[Task instructions]:
Copy all lines of the listing that include the string "frac".

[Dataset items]
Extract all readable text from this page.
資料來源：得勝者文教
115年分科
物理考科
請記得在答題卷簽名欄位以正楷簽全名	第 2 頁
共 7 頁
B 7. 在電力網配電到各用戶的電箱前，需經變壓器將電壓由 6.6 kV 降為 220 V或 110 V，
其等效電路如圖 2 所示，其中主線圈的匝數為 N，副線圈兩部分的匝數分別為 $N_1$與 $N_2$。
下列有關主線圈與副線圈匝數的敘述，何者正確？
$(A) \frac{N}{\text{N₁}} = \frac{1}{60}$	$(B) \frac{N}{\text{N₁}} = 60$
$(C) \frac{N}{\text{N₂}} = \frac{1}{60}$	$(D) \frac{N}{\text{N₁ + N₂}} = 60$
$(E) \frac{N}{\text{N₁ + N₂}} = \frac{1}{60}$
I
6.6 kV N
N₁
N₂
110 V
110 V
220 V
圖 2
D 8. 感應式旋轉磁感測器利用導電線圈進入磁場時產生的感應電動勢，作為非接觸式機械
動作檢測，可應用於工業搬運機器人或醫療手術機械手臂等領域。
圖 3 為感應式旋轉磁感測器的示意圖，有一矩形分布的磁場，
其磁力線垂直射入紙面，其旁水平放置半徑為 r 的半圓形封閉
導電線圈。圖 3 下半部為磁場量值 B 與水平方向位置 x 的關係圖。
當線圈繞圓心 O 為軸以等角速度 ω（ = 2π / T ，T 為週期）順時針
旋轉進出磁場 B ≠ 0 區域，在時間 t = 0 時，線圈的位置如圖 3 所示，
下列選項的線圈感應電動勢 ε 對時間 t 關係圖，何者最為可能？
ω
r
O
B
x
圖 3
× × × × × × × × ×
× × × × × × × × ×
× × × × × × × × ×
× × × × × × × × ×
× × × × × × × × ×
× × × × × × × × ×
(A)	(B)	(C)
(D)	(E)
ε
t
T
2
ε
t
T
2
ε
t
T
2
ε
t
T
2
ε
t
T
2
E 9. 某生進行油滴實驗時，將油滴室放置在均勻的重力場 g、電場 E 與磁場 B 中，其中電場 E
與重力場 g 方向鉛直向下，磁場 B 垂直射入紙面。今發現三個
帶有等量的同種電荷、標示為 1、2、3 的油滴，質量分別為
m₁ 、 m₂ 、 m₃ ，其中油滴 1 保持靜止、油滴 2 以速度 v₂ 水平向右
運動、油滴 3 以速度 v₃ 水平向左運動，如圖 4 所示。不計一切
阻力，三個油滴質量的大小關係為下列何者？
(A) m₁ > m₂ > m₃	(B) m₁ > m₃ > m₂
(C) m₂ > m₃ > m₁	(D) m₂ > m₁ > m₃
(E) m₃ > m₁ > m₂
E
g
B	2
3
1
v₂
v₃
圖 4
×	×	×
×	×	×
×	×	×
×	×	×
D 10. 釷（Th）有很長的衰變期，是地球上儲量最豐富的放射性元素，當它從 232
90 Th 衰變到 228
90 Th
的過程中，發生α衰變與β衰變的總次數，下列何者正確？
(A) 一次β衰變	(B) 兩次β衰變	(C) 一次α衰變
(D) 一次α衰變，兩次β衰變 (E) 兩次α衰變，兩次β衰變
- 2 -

[Reply to the exercise]:
$(A) \frac{N}{\text{N₁}} = \frac{1}{60}$	$(B) \frac{N}{\text{N₁}} = 60$
$(C) \frac{N}{\text{N₂}} = \frac{1}{60}$	$(D) \frac{N}{\text{N₁ + N₂}} = 60$
$(E) \frac{N}{\text{N₁ + N₂}} = \frac{1}{60}$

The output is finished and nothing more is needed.